Dataset items
# # #

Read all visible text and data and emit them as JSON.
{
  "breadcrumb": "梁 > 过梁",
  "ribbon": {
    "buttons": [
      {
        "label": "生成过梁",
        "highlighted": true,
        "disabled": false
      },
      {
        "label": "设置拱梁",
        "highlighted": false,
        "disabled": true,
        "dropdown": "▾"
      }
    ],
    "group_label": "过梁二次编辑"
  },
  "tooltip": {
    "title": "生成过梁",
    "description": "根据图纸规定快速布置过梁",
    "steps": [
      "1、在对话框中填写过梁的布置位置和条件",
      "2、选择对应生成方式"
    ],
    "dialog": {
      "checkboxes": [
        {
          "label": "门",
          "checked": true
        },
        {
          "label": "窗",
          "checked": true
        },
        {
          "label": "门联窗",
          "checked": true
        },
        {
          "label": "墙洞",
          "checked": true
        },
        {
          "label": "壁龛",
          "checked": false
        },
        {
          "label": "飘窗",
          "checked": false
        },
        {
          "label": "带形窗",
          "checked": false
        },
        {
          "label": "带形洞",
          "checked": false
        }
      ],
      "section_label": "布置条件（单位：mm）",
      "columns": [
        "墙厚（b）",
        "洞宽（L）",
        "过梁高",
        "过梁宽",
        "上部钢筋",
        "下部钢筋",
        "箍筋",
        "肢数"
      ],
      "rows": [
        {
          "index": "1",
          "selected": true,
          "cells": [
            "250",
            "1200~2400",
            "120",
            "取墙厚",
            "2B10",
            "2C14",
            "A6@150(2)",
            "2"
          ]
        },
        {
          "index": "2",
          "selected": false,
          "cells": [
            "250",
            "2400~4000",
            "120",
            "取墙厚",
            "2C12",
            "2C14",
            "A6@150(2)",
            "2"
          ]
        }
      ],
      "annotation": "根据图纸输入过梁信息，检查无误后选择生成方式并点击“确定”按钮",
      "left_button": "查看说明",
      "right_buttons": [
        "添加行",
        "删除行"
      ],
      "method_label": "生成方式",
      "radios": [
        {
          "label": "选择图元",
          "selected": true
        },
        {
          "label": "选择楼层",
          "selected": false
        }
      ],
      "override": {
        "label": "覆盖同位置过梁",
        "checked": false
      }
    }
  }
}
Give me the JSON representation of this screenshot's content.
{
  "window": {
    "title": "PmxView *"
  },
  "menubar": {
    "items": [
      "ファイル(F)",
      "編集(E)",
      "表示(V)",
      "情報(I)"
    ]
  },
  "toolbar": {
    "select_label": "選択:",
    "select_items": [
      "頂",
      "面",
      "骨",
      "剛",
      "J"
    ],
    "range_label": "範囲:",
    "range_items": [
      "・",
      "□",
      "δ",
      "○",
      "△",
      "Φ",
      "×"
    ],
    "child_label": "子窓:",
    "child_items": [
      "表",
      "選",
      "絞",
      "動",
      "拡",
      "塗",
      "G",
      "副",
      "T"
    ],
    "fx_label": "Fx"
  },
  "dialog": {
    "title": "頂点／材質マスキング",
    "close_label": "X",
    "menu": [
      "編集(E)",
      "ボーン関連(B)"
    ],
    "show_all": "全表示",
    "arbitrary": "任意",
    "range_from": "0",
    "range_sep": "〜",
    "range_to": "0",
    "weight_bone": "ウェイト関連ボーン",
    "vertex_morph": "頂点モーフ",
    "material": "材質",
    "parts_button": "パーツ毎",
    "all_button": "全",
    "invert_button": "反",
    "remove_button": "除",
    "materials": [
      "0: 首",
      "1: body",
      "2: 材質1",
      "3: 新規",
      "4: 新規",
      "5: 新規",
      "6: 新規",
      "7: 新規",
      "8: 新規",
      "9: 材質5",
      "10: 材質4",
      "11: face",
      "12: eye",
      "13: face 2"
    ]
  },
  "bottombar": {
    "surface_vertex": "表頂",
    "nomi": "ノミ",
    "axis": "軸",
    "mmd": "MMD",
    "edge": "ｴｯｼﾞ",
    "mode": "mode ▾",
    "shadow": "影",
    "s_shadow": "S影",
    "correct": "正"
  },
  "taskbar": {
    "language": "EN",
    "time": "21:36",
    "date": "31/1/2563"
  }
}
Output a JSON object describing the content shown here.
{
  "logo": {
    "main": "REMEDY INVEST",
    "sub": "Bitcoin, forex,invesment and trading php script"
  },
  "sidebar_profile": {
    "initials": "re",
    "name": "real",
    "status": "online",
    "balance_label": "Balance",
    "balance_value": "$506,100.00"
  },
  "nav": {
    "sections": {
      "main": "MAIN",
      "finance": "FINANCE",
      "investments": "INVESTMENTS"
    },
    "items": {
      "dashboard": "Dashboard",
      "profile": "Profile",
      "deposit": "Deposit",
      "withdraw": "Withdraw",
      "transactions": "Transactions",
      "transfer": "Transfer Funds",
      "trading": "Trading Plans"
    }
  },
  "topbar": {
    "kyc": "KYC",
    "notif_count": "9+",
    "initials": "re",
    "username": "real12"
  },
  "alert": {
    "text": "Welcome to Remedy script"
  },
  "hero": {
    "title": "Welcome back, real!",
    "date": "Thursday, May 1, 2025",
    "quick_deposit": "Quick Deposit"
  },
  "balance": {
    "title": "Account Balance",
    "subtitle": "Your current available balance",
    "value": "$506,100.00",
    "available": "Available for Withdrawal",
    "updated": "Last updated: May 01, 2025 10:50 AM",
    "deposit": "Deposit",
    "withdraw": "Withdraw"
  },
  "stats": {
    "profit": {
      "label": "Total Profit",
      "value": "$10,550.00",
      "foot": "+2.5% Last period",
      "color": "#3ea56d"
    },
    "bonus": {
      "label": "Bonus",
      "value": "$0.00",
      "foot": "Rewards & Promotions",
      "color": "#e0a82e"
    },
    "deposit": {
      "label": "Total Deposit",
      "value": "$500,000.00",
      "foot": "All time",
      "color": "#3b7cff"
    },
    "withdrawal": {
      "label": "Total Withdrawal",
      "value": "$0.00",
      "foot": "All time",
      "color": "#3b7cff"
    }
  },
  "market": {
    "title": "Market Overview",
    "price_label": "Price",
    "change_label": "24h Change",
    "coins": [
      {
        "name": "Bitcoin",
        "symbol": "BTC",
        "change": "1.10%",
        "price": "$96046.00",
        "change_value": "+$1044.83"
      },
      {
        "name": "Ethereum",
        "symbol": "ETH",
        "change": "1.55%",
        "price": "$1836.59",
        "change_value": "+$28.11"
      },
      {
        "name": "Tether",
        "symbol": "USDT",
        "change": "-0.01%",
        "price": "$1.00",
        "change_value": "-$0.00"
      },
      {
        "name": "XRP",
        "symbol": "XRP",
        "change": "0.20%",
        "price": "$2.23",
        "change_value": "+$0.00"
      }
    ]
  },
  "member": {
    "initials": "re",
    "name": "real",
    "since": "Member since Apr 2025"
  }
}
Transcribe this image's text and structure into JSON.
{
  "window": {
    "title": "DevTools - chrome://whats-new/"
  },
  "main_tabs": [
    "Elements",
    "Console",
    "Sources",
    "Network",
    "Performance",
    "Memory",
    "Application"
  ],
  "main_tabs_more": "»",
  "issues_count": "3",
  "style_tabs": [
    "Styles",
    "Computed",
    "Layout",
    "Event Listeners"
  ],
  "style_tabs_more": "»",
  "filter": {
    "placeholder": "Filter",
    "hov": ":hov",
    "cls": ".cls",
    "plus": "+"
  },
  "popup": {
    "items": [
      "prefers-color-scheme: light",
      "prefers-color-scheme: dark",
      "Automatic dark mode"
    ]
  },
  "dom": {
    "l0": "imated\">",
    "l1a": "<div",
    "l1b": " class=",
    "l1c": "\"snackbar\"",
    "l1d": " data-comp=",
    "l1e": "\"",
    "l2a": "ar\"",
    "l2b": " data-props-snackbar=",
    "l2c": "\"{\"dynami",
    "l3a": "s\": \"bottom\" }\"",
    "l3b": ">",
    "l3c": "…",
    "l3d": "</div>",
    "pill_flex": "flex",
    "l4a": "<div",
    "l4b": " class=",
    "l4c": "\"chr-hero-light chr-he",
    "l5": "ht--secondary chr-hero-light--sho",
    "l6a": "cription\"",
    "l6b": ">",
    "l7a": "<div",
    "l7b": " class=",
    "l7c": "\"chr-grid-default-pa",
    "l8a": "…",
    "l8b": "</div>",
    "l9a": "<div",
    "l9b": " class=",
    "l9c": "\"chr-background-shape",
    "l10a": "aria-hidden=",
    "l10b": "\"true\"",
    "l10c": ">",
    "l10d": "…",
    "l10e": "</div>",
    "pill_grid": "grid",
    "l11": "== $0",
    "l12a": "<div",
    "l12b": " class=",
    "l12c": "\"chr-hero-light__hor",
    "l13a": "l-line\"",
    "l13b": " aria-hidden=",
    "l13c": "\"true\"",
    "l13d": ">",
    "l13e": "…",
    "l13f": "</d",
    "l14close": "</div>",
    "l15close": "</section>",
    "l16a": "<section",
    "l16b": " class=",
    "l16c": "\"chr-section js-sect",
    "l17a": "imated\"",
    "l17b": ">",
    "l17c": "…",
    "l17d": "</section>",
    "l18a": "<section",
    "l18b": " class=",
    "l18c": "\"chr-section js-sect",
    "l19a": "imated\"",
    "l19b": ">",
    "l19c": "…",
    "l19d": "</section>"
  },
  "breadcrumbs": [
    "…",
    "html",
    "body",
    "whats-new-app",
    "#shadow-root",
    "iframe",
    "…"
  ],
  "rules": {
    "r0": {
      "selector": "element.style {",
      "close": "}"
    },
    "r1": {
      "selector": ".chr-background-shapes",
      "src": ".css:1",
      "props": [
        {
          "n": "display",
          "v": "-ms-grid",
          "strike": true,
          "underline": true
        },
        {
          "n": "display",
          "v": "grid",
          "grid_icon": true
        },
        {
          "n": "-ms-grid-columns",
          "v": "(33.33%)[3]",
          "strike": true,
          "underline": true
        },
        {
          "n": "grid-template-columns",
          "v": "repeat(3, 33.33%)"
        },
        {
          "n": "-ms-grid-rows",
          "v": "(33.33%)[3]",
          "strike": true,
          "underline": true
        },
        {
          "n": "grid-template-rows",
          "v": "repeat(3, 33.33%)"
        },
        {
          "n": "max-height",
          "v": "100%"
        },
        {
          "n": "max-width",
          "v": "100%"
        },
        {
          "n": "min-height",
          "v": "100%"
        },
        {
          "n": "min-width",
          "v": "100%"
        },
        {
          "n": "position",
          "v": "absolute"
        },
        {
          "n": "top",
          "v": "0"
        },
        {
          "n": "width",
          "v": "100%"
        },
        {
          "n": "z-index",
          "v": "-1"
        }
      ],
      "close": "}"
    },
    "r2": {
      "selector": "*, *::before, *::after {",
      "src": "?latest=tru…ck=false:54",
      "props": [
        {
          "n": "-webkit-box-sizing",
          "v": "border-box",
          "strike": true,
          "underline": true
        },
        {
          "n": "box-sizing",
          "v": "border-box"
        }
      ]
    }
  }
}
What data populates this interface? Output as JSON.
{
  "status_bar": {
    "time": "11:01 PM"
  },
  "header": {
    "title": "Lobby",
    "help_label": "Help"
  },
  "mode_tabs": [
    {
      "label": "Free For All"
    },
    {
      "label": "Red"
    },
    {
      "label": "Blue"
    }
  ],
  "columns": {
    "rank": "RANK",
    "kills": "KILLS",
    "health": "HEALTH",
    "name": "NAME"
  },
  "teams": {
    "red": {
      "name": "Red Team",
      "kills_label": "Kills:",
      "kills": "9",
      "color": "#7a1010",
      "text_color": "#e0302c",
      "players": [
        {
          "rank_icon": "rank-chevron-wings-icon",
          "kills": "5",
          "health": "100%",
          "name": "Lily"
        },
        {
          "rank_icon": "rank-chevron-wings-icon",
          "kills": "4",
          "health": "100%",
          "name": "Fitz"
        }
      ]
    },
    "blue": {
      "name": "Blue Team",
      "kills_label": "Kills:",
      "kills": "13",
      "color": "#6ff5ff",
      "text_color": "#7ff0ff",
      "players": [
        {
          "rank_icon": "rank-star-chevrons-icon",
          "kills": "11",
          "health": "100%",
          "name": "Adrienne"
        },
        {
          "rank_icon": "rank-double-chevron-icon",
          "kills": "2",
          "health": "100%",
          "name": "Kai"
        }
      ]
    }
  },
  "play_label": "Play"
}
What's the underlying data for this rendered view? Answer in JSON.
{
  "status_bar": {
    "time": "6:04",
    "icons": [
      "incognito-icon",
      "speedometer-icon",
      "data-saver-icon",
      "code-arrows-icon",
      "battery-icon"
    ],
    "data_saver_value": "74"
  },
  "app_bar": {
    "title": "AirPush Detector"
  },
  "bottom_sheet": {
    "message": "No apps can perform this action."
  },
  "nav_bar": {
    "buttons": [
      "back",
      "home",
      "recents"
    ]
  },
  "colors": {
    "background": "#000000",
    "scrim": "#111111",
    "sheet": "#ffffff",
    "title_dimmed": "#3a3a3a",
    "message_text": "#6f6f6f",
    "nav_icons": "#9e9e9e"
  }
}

# # #

* _Your goal_: From the line holding "What's the underlying" to the last line of the records, quote each line exactly and add nothing.

* _Expected answer_:
What's the underlying data for this rendered view? Answer in JSON.
{
  "status_bar": {
    "time": "6:04",
    "icons": [
      "incognito-icon",
      "speedometer-icon",
      "data-saver-icon",
      "code-arrows-icon",
      "battery-icon"
    ],
    "data_saver_value": "74"
  },
  "app_bar": {
    "title": "AirPush Detector"
  },
  "bottom_sheet": {
    "message": "No apps can perform this action."
  },
  "nav_bar": {
    "buttons": [
      "back",
      "home",
      "recents"
    ]
  },
  "colors": {
    "background": "#000000",
    "scrim": "#111111",
    "sheet": "#ffffff",
    "title_dimmed": "#3a3a3a",
    "message_text": "#6f6f6f",
    "nav_icons": "#9e9e9e"
  }
}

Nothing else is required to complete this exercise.